Raw data:
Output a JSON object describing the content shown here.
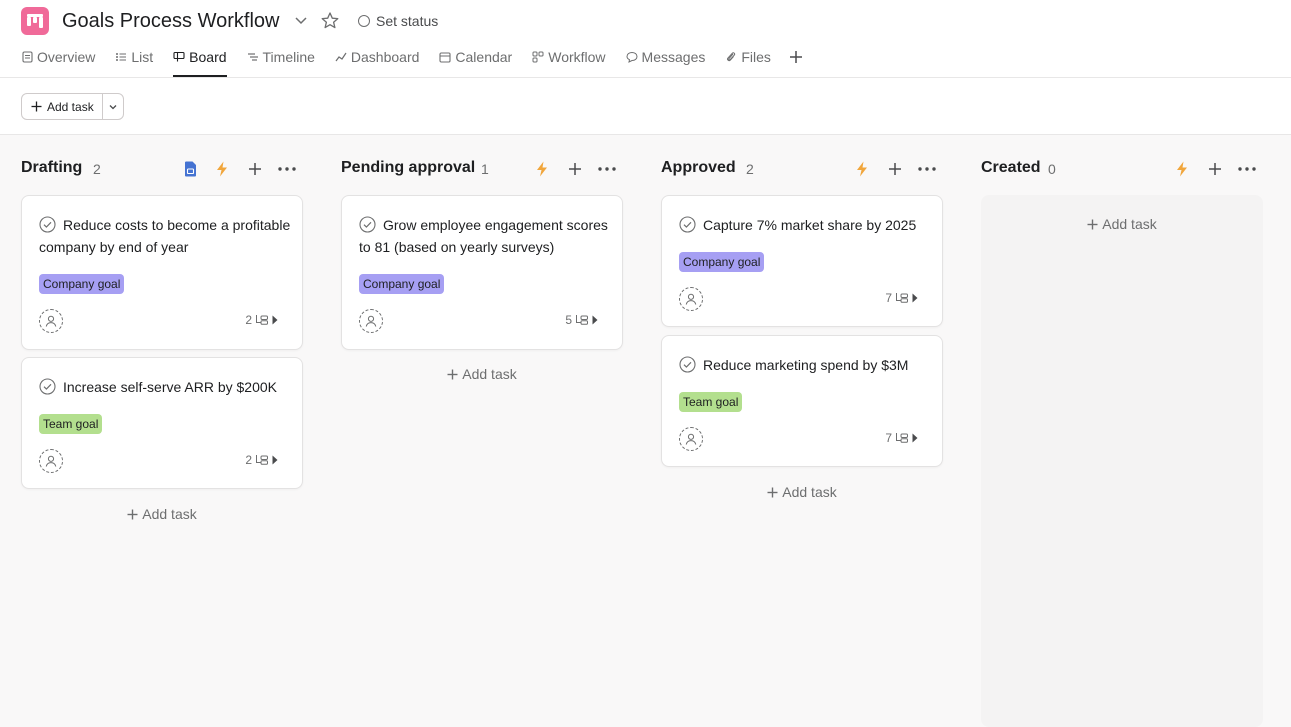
{
  "project": {
    "title": "Goals Process Workflow",
    "set_status": "Set status"
  },
  "tabs": [
    {
      "label": "Overview"
    },
    {
      "label": "List"
    },
    {
      "label": "Board"
    },
    {
      "label": "Timeline"
    },
    {
      "label": "Dashboard"
    },
    {
      "label": "Calendar"
    },
    {
      "label": "Workflow"
    },
    {
      "label": "Messages"
    },
    {
      "label": "Files"
    }
  ],
  "toolbar": {
    "add_task": "Add task"
  },
  "columns": [
    {
      "name": "Drafting",
      "count": "2",
      "add_task": "Add task",
      "cards": [
        {
          "title": "Reduce costs to become a profitable company by end of year",
          "tag": "Company goal",
          "subtasks": "2"
        },
        {
          "title": "Increase self-serve ARR by $200K",
          "tag": "Team goal",
          "subtasks": "2"
        }
      ]
    },
    {
      "name": "Pending approval",
      "count": "1",
      "add_task": "Add task",
      "cards": [
        {
          "title": "Grow employee engagement scores to 81 (based on yearly surveys)",
          "tag": "Company goal",
          "subtasks": "5"
        }
      ]
    },
    {
      "name": "Approved",
      "count": "2",
      "add_task": "Add task",
      "cards": [
        {
          "title": "Capture 7% market share by 2025",
          "tag": "Company goal",
          "subtasks": "7"
        },
        {
          "title": "Reduce marketing spend by $3M",
          "tag": "Team goal",
          "subtasks": "7"
        }
      ]
    },
    {
      "name": "Created",
      "count": "0",
      "add_task": "Add task",
      "cards": []
    }
  ],
  "colors": {
    "brand_icon": "#f06a99",
    "company_tag": "#a69ff3",
    "team_tag": "#b3df8e",
    "rule_bolt": "#f1a63c",
    "doc_icon": "#4573d2"
  },
  "icons": {
    "app": "board-app-icon",
    "chevron": "chevron-down-icon",
    "star": "star-icon",
    "add": "plus-icon",
    "more": "ellipsis-icon",
    "rule": "lightning-icon",
    "doc": "document-icon",
    "check": "check-circle-icon",
    "assignee": "user-icon",
    "subtask": "subtask-icon"
  }
}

Task goal: Write out all the entries word for word, but skip any images.

Complete response:
Output a JSON object describing the content shown here.
{
  "project": {
    "title": "Goals Process Workflow",
    "set_status": "Set status"
  },
  "tabs": [
    {
      "label": "Overview"
    },
    {
      "label": "List"
    },
    {
      "label": "Board"
    },
    {
      "label": "Timeline"
    },
    {
      "label": "Dashboard"
    },
    {
      "label": "Calendar"
    },
    {
      "label": "Workflow"
    },
    {
      "label": "Messages"
    },
    {
      "label": "Files"
    }
  ],
  "toolbar": {
    "add_task": "Add task"
  },
  "columns": [
    {
      "name": "Drafting",
      "count": "2",
      "add_task": "Add task",
      "cards": [
        {
          "title": "Reduce costs to become a profitable company by end of year",
          "tag": "Company goal",
          "subtasks": "2"
        },
        {
          "title": "Increase self-serve ARR by $200K",
          "tag": "Team goal",
          "subtasks": "2"
        }
      ]
    },
    {
      "name": "Pending approval",
      "count": "1",
      "add_task": "Add task",
      "cards": [
        {
          "title": "Grow employee engagement scores to 81 (based on yearly surveys)",
          "tag": "Company goal",
          "subtasks": "5"
        }
      ]
    },
    {
      "name": "Approved",
      "count": "2",
      "add_task": "Add task",
      "cards": [
        {
          "title": "Capture 7% market share by 2025",
          "tag": "Company goal",
          "subtasks": "7"
        },
        {
          "title": "Reduce marketing spend by $3M",
          "tag": "Team goal",
          "subtasks": "7"
        }
      ]
    },
    {
      "name": "Created",
      "count": "0",
      "add_task": "Add task",
      "cards": []
    }
  ],
  "colors": {
    "brand_icon": "#f06a99",
    "company_tag": "#a69ff3",
    "team_tag": "#b3df8e",
    "rule_bolt": "#f1a63c",
    "doc_icon": "#4573d2"
  },
  "icons": {
    "app": "board-app-icon",
    "chevron": "chevron-down-icon",
    "star": "star-icon",
    "add": "plus-icon",
    "more": "ellipsis-icon",
    "rule": "lightning-icon",
    "doc": "document-icon",
    "check": "check-circle-icon",
    "assignee": "user-icon",
    "subtask": "subtask-icon"
  }
}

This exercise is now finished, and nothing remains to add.